**Input material**:
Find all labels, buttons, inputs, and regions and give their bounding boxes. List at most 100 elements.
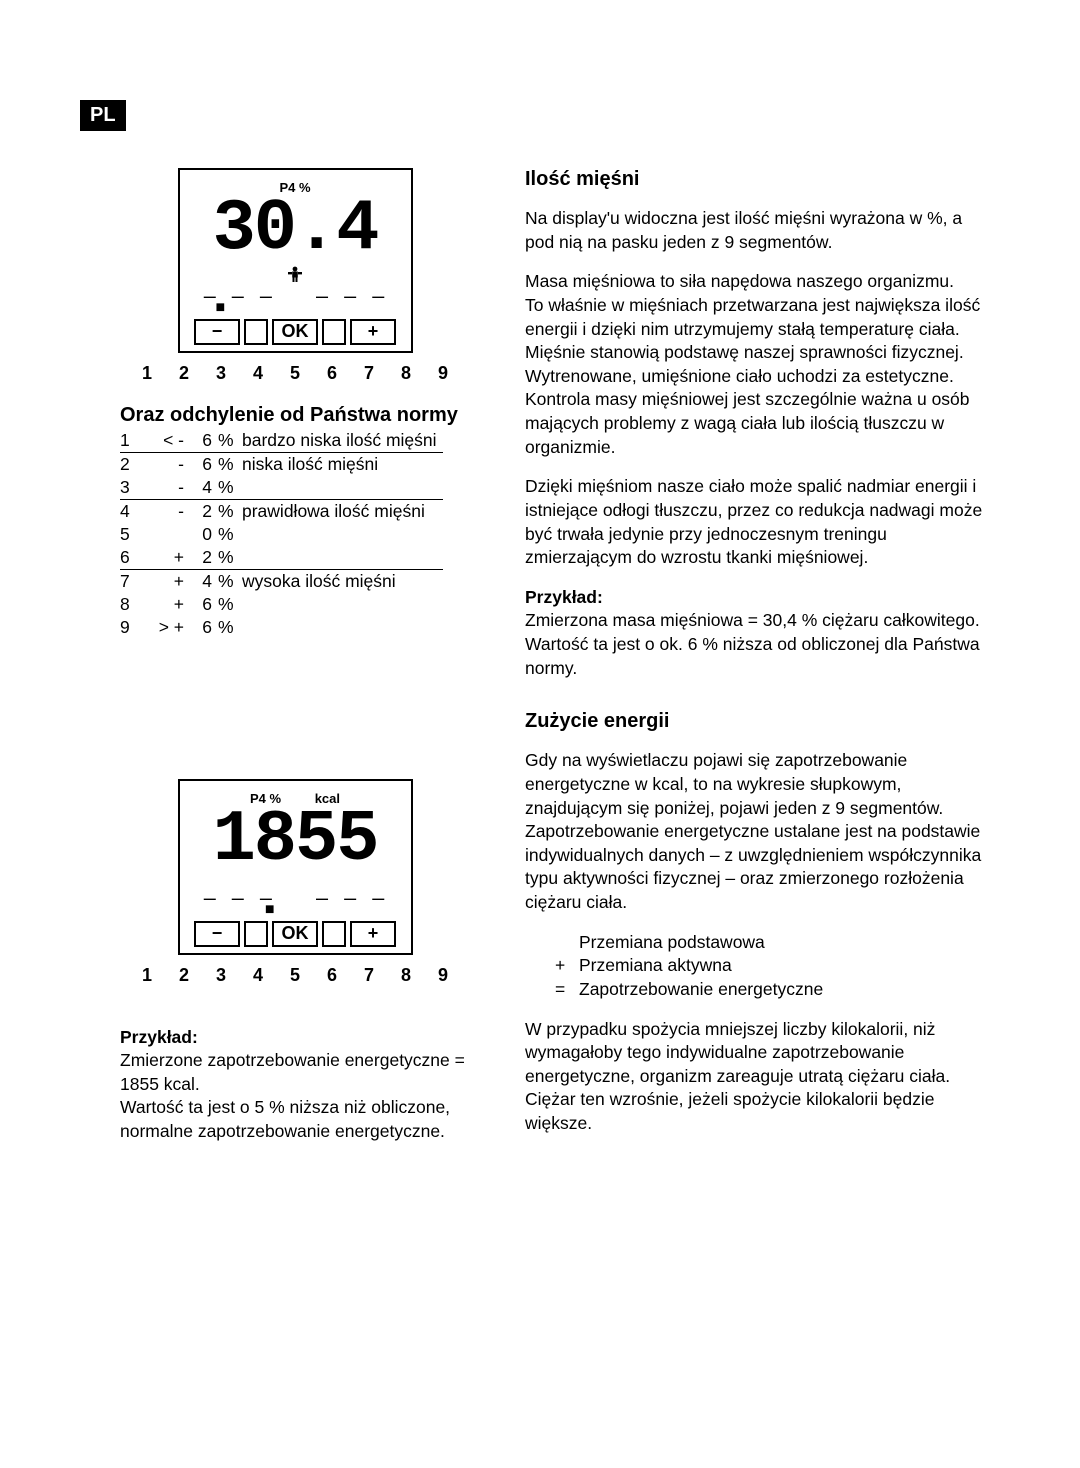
lcd2-spacer <box>244 921 268 947</box>
cell-pct: % <box>218 499 242 523</box>
left-example: Przykład: Zmierzone zapotrzebowanie ener… <box>120 1026 470 1144</box>
lcd-display-muscle: P4 % 30.4 — — — — — — ■ − OK + <box>178 168 413 353</box>
cell-desc <box>242 546 443 570</box>
lcd1-spacer2 <box>322 319 346 345</box>
lcd1-buttons: − OK + <box>188 319 403 345</box>
cell-index: 9 <box>120 616 150 639</box>
cell-value: 6 <box>190 429 218 453</box>
table-row: 3-4% <box>120 476 443 500</box>
eq-sym-3: = <box>555 978 579 1002</box>
cell-sign: - <box>150 499 190 523</box>
cell-sign: + <box>150 569 190 593</box>
cell-pct: % <box>218 593 242 616</box>
lcd1-plus-button: + <box>350 319 396 345</box>
cell-sign: > + <box>150 616 190 639</box>
table-row: 8+6% <box>120 593 443 616</box>
eq-sym-1 <box>555 931 579 955</box>
cell-sign: - <box>150 476 190 500</box>
right-p5: Gdy na wyświetlaczu pojawi się zapotrzeb… <box>525 749 990 914</box>
lcd2-value: 1855 <box>188 808 403 873</box>
table-row: 1< -6%bardzo niska ilość mięśni <box>120 429 443 453</box>
cell-pct: % <box>218 523 242 546</box>
cell-value: 6 <box>190 452 218 476</box>
cell-value: 4 <box>190 569 218 593</box>
left-column: P4 % 30.4 — — — — — — ■ − OK + 1 2 3 4 5… <box>120 168 470 1160</box>
heading-deviation: Oraz odchylenie od Państwa normy <box>120 404 470 427</box>
right-example: Przykład: Zmierzona masa mięśniowa = 30,… <box>525 586 990 681</box>
cell-index: 2 <box>120 452 150 476</box>
cell-pct: % <box>218 452 242 476</box>
deviation-table: 1< -6%bardzo niska ilość mięśni2-6%niska… <box>120 429 443 639</box>
right-p1: Na display'u widoczna jest ilość mięśni … <box>525 207 990 254</box>
cell-desc <box>242 476 443 500</box>
cell-desc: prawidłowa ilość mięśni <box>242 499 443 523</box>
lcd1-scale: 1 2 3 4 5 6 7 8 9 <box>120 363 470 384</box>
lcd2-plus-button: + <box>350 921 396 947</box>
left-example-p1: Zmierzone zapotrzebowanie energetyczne =… <box>120 1050 465 1094</box>
cell-value: 6 <box>190 616 218 639</box>
cell-index: 4 <box>120 499 150 523</box>
lcd1-marker: ■ <box>215 299 225 317</box>
cell-pct: % <box>218 569 242 593</box>
cell-sign: + <box>150 546 190 570</box>
cell-value: 4 <box>190 476 218 500</box>
right-example-p2: Wartość ta jest o ok. 6 % niższa od obli… <box>525 634 980 678</box>
table-row: 6+2% <box>120 546 443 570</box>
table-row: 5 0% <box>120 523 443 546</box>
table-row: 7+4%wysoka ilość mięśni <box>120 569 443 593</box>
lcd2-dashes: — — — — — — <box>188 893 403 903</box>
cell-index: 8 <box>120 593 150 616</box>
cell-pct: % <box>218 616 242 639</box>
cell-value: 6 <box>190 593 218 616</box>
cell-sign <box>150 523 190 546</box>
lcd2-marker-row: ■ <box>188 905 403 919</box>
cell-sign: + <box>150 593 190 616</box>
cell-desc: bardzo niska ilość mięśni <box>242 429 443 453</box>
cell-desc <box>242 593 443 616</box>
cell-pct: % <box>218 476 242 500</box>
cell-value: 2 <box>190 499 218 523</box>
lcd2-minus-button: − <box>194 921 240 947</box>
lcd2-scale: 1 2 3 4 5 6 7 8 9 <box>120 965 470 986</box>
eq-txt-3: Zapotrzebowanie energetyczne <box>579 978 823 1002</box>
language-badge: PL <box>80 100 126 131</box>
right-column: Ilość mięśni Na display'u widoczna jest … <box>525 168 990 1160</box>
right-p6: W przypadku spożycia mniejszej liczby ki… <box>525 1018 990 1136</box>
eq-sym-2: + <box>555 954 579 978</box>
lcd2-marker: ■ <box>265 901 275 919</box>
page-content: P4 % 30.4 — — — — — — ■ − OK + 1 2 3 4 5… <box>120 168 990 1160</box>
eq-row-2: + Przemiana aktywna <box>555 954 990 978</box>
lcd2-buttons: − OK + <box>188 921 403 947</box>
eq-row-1: Przemiana podstawowa <box>555 931 990 955</box>
cell-desc <box>242 616 443 639</box>
cell-index: 3 <box>120 476 150 500</box>
lcd1-value: 30.4 <box>188 197 403 262</box>
lcd1-spacer <box>244 319 268 345</box>
lcd1-ok-button: OK <box>272 319 318 345</box>
cell-index: 7 <box>120 569 150 593</box>
right-p3: To właśnie w mięśniach przetwarzana jest… <box>525 294 990 459</box>
cell-index: 5 <box>120 523 150 546</box>
table-row: 4-2%prawidłowa ilość mięśni <box>120 499 443 523</box>
cell-pct: % <box>218 429 242 453</box>
cell-value: 0 <box>190 523 218 546</box>
cell-sign: - <box>150 452 190 476</box>
cell-index: 1 <box>120 429 150 453</box>
lcd2-spacer2 <box>322 921 346 947</box>
eq-txt-1: Przemiana podstawowa <box>579 931 765 955</box>
cell-pct: % <box>218 546 242 570</box>
eq-txt-2: Przemiana aktywna <box>579 954 732 978</box>
cell-sign: < - <box>150 429 190 453</box>
left-example-p2: Wartość ta jest o 5 % niższa niż obliczo… <box>120 1097 450 1141</box>
lcd1-marker-row: ■ <box>188 303 403 317</box>
eq-row-3: = Zapotrzebowanie energetyczne <box>555 978 990 1002</box>
heading-muscle: Ilość mięśni <box>525 168 990 191</box>
left-example-label: Przykład: <box>120 1027 198 1047</box>
cell-desc: wysoka ilość mięśni <box>242 569 443 593</box>
right-example-p1: Zmierzona masa mięśniowa = 30,4 % ciężar… <box>525 610 980 630</box>
right-p4: Dzięki mięśniom nasze ciało może spalić … <box>525 475 990 570</box>
cell-desc <box>242 523 443 546</box>
energy-equation: Przemiana podstawowa + Przemiana aktywna… <box>525 931 990 1002</box>
table-row: 9> +6% <box>120 616 443 639</box>
right-example-label: Przykład: <box>525 587 603 607</box>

**Problem statement**: Could you reproduce the listing with each "cell-desc" changed to "cell-description", leaving everything else untouched and omitting the pictures?

**Result of the exercise**:
Find all labels, buttons, inputs, and regions and give their bounding boxes. List at most 100 elements.
lcd2-spacer <box>244 921 268 947</box>
cell-pct: % <box>218 499 242 523</box>
left-example: Przykład: Zmierzone zapotrzebowanie ener… <box>120 1026 470 1144</box>
lcd-display-muscle: P4 % 30.4 — — — — — — ■ − OK + <box>178 168 413 353</box>
cell-description <box>242 546 443 570</box>
lcd1-spacer2 <box>322 319 346 345</box>
lcd1-buttons: − OK + <box>188 319 403 345</box>
cell-index: 9 <box>120 616 150 639</box>
cell-value: 6 <box>190 429 218 453</box>
table-row: 3-4% <box>120 476 443 500</box>
eq-sym-3: = <box>555 978 579 1002</box>
cell-sign: - <box>150 499 190 523</box>
cell-sign: + <box>150 569 190 593</box>
cell-pct: % <box>218 593 242 616</box>
lcd1-plus-button: + <box>350 319 396 345</box>
cell-sign: > + <box>150 616 190 639</box>
table-row: 8+6% <box>120 593 443 616</box>
eq-sym-1 <box>555 931 579 955</box>
cell-sign: - <box>150 476 190 500</box>
right-p5: Gdy na wyświetlaczu pojawi się zapotrzeb… <box>525 749 990 914</box>
lcd2-value: 1855 <box>188 808 403 873</box>
table-row: 1< -6%bardzo niska ilość mięśni <box>120 429 443 453</box>
cell-pct: % <box>218 523 242 546</box>
cell-value: 6 <box>190 452 218 476</box>
cell-value: 4 <box>190 569 218 593</box>
left-column: P4 % 30.4 — — — — — — ■ − OK + 1 2 3 4 5… <box>120 168 470 1160</box>
heading-deviation: Oraz odchylenie od Państwa normy <box>120 404 470 427</box>
right-example: Przykład: Zmierzona masa mięśniowa = 30,… <box>525 586 990 681</box>
cell-index: 2 <box>120 452 150 476</box>
cell-pct: % <box>218 452 242 476</box>
deviation-table: 1< -6%bardzo niska ilość mięśni2-6%niska… <box>120 429 443 639</box>
right-p1: Na display'u widoczna jest ilość mięśni … <box>525 207 990 254</box>
cell-description <box>242 476 443 500</box>
cell-description: prawidłowa ilość mięśni <box>242 499 443 523</box>
lcd1-scale: 1 2 3 4 5 6 7 8 9 <box>120 363 470 384</box>
lcd2-plus-button: + <box>350 921 396 947</box>
left-example-p1: Zmierzone zapotrzebowanie energetyczne =… <box>120 1050 465 1094</box>
cell-value: 6 <box>190 616 218 639</box>
cell-index: 4 <box>120 499 150 523</box>
lcd1-marker: ■ <box>215 299 225 317</box>
cell-pct: % <box>218 569 242 593</box>
cell-sign: + <box>150 546 190 570</box>
cell-value: 4 <box>190 476 218 500</box>
right-example-p2: Wartość ta jest o ok. 6 % niższa od obli… <box>525 634 980 678</box>
table-row: 6+2% <box>120 546 443 570</box>
table-row: 5 0% <box>120 523 443 546</box>
table-row: 7+4%wysoka ilość mięśni <box>120 569 443 593</box>
lcd2-dashes: — — — — — — <box>188 893 403 903</box>
cell-index: 8 <box>120 593 150 616</box>
cell-pct: % <box>218 616 242 639</box>
cell-value: 6 <box>190 593 218 616</box>
cell-sign <box>150 523 190 546</box>
lcd2-marker-row: ■ <box>188 905 403 919</box>
cell-sign: + <box>150 593 190 616</box>
cell-description: bardzo niska ilość mięśni <box>242 429 443 453</box>
cell-description <box>242 593 443 616</box>
cell-pct: % <box>218 476 242 500</box>
cell-value: 2 <box>190 499 218 523</box>
lcd2-minus-button: − <box>194 921 240 947</box>
lcd2-scale: 1 2 3 4 5 6 7 8 9 <box>120 965 470 986</box>
eq-txt-3: Zapotrzebowanie energetyczne <box>579 978 823 1002</box>
language-badge: PL <box>80 100 126 131</box>
right-column: Ilość mięśni Na display'u widoczna jest … <box>525 168 990 1160</box>
right-p6: W przypadku spożycia mniejszej liczby ki… <box>525 1018 990 1136</box>
eq-sym-2: + <box>555 954 579 978</box>
lcd2-marker: ■ <box>265 901 275 919</box>
page-content: P4 % 30.4 — — — — — — ■ − OK + 1 2 3 4 5… <box>120 168 990 1160</box>
eq-row-2: + Przemiana aktywna <box>555 954 990 978</box>
lcd2-buttons: − OK + <box>188 921 403 947</box>
eq-row-1: Przemiana podstawowa <box>555 931 990 955</box>
cell-description <box>242 616 443 639</box>
cell-index: 3 <box>120 476 150 500</box>
lcd1-value: 30.4 <box>188 197 403 262</box>
lcd1-spacer <box>244 319 268 345</box>
lcd1-ok-button: OK <box>272 319 318 345</box>
cell-index: 7 <box>120 569 150 593</box>
right-p3: To właśnie w mięśniach przetwarzana jest… <box>525 294 990 459</box>
cell-index: 5 <box>120 523 150 546</box>
table-row: 4-2%prawidłowa ilość mięśni <box>120 499 443 523</box>
cell-pct: % <box>218 429 242 453</box>
cell-value: 0 <box>190 523 218 546</box>
cell-sign: - <box>150 452 190 476</box>
cell-index: 1 <box>120 429 150 453</box>
lcd2-spacer2 <box>322 921 346 947</box>
eq-txt-1: Przemiana podstawowa <box>579 931 765 955</box>
cell-pct: % <box>218 546 242 570</box>
eq-txt-2: Przemiana aktywna <box>579 954 732 978</box>
cell-sign: < - <box>150 429 190 453</box>
left-example-p2: Wartość ta jest o 5 % niższa niż obliczo… <box>120 1097 450 1141</box>
lcd1-marker-row: ■ <box>188 303 403 317</box>
eq-row-3: = Zapotrzebowanie energetyczne <box>555 978 990 1002</box>
heading-muscle: Ilość mięśni <box>525 168 990 191</box>
left-example-label: Przykład: <box>120 1027 198 1047</box>
cell-description: wysoka ilość mięśni <box>242 569 443 593</box>
right-example-p1: Zmierzona masa mięśniowa = 30,4 % ciężar… <box>525 610 980 630</box>
right-p4: Dzięki mięśniom nasze ciało może spalić … <box>525 475 990 570</box>
cell-description <box>242 523 443 546</box>
energy-equation: Przemiana podstawowa + Przemiana aktywna… <box>525 931 990 1002</box>
table-row: 9> +6% <box>120 616 443 639</box>
right-example-label: Przykład: <box>525 587 603 607</box>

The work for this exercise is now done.